• [Required work]: Render every entry exactly as it appears.

• [Extracted data entries]:

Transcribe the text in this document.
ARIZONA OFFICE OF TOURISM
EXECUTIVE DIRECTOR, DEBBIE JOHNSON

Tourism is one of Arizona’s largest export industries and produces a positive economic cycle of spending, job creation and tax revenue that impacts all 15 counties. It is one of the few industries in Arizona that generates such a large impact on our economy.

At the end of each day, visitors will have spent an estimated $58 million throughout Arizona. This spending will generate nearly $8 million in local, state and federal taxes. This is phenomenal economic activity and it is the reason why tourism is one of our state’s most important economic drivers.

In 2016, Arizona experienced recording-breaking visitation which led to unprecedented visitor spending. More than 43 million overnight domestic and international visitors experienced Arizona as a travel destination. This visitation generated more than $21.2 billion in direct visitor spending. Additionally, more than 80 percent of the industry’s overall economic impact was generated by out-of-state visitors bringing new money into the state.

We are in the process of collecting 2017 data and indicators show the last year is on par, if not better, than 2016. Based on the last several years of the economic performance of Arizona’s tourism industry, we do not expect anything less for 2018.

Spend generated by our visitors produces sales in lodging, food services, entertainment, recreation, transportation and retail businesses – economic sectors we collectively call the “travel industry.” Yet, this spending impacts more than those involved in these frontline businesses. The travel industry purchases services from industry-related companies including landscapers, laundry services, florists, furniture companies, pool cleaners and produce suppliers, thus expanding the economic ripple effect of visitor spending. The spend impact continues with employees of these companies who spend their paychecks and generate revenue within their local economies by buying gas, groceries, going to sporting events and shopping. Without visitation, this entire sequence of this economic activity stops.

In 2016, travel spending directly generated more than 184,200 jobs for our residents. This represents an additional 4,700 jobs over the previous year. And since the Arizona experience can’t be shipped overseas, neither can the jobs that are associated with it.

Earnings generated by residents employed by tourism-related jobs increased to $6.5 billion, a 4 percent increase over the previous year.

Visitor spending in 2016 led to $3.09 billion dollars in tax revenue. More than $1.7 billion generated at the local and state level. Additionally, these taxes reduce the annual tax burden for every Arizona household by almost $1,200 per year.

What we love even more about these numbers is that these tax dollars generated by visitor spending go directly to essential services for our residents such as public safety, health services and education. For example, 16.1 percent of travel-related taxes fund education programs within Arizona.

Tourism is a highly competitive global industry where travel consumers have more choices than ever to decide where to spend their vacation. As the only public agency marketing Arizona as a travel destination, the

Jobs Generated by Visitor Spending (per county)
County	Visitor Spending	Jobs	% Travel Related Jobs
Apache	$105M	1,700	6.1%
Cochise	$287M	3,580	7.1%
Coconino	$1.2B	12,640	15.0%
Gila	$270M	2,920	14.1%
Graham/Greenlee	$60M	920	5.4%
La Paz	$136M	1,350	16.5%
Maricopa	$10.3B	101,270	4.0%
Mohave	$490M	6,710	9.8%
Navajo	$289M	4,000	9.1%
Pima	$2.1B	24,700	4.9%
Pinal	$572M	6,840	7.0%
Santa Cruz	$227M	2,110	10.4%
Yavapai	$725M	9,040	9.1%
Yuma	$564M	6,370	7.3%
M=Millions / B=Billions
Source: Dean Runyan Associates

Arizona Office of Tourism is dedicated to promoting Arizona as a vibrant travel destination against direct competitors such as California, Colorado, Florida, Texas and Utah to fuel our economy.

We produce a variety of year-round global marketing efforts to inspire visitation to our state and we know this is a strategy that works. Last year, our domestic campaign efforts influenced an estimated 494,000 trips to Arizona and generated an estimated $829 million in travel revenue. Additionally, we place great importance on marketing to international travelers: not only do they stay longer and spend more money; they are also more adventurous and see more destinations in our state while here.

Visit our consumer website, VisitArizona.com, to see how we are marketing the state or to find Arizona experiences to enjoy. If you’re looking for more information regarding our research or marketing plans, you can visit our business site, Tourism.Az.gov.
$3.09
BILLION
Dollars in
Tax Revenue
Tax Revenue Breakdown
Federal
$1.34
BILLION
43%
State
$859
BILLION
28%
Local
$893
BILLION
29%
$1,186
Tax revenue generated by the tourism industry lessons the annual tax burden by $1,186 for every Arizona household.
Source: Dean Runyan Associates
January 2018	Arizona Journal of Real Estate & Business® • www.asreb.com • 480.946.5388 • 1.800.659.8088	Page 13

• [Response to this task]:
Transcribe the text in this document.
ARIZONA OFFICE OF TOURISM
EXECUTIVE DIRECTOR, DEBBIE JOHNSON

Tourism is one of Arizona’s largest export industries and produces a positive economic cycle of spending, job creation and tax revenue that impacts all 15 counties. It is one of the few industries in Arizona that generates such a large impact on our economy.

At the end of each day, visitors will have spent an estimated $58 million throughout Arizona. This spending will generate nearly $8 million in local, state and federal taxes. This is phenomenal economic activity and it is the reason why tourism is one of our state’s most important economic drivers.

In 2016, Arizona experienced recording-breaking visitation which led to unprecedented visitor spending. More than 43 million overnight domestic and international visitors experienced Arizona as a travel destination. This visitation generated more than $21.2 billion in direct visitor spending. Additionally, more than 80 percent of the industry’s overall economic impact was generated by out-of-state visitors bringing new money into the state.

We are in the process of collecting 2017 data and indicators show the last year is on par, if not better, than 2016. Based on the last several years of the economic performance of Arizona’s tourism industry, we do not expect anything less for 2018.

Spend generated by our visitors produces sales in lodging, food services, entertainment, recreation, transportation and retail businesses – economic sectors we collectively call the “travel industry.” Yet, this spending impacts more than those involved in these frontline businesses. The travel industry purchases services from industry-related companies including landscapers, laundry services, florists, furniture companies, pool cleaners and produce suppliers, thus expanding the economic ripple effect of visitor spending. The spend impact continues with employees of these companies who spend their paychecks and generate revenue within their local economies by buying gas, groceries, going to sporting events and shopping. Without visitation, this entire sequence of this economic activity stops.

In 2016, travel spending directly generated more than 184,200 jobs for our residents. This represents an additional 4,700 jobs over the previous year. And since the Arizona experience can’t be shipped overseas, neither can the jobs that are associated with it.

Earnings generated by residents employed by tourism-related jobs increased to $6.5 billion, a 4 percent increase over the previous year.

Visitor spending in 2016 led to $3.09 billion dollars in tax revenue. More than $1.7 billion generated at the local and state level. Additionally, these taxes reduce the annual tax burden for every Arizona household by almost $1,200 per year.

What we love even more about these numbers is that these tax dollars generated by visitor spending go directly to essential services for our residents such as public safety, health services and education. For example, 16.1 percent of travel-related taxes fund education programs within Arizona.

Tourism is a highly competitive global industry where travel consumers have more choices than ever to decide where to spend their vacation. As the only public agency marketing Arizona as a travel destination, the

Jobs Generated by Visitor Spending (per county)
County	Visitor Spending	Jobs	% Travel Related Jobs
Apache	$105M	1,700	6.1%
Cochise	$287M	3,580	7.1%
Coconino	$1.2B	12,640	15.0%
Gila	$270M	2,920	14.1%
Graham/Greenlee	$60M	920	5.4%
La Paz	$136M	1,350	16.5%
Maricopa	$10.3B	101,270	4.0%
Mohave	$490M	6,710	9.8%
Navajo	$289M	4,000	9.1%
Pima	$2.1B	24,700	4.9%
Pinal	$572M	6,840	7.0%
Santa Cruz	$227M	2,110	10.4%
Yavapai	$725M	9,040	9.1%
Yuma	$564M	6,370	7.3%
M=Millions / B=Billions
Source: Dean Runyan Associates

Arizona Office of Tourism is dedicated to promoting Arizona as a vibrant travel destination against direct competitors such as California, Colorado, Florida, Texas and Utah to fuel our economy.

We produce a variety of year-round global marketing efforts to inspire visitation to our state and we know this is a strategy that works. Last year, our domestic campaign efforts influenced an estimated 494,000 trips to Arizona and generated an estimated $829 million in travel revenue. Additionally, we place great importance on marketing to international travelers: not only do they stay longer and spend more money; they are also more adventurous and see more destinations in our state while here.

Visit our consumer website, VisitArizona.com, to see how we are marketing the state or to find Arizona experiences to enjoy. If you’re looking for more information regarding our research or marketing plans, you can visit our business site, Tourism.Az.gov.
$3.09
BILLION
Dollars in
Tax Revenue
Tax Revenue Breakdown
Federal
$1.34
BILLION
43%
State
$859
BILLION
28%
Local
$893
BILLION
29%
$1,186
Tax revenue generated by the tourism industry lessons the annual tax burden by $1,186 for every Arizona household.
Source: Dean Runyan Associates
January 2018	Arizona Journal of Real Estate & Business® • www.asreb.com • 480.946.5388 • 1.800.659.8088	Page 13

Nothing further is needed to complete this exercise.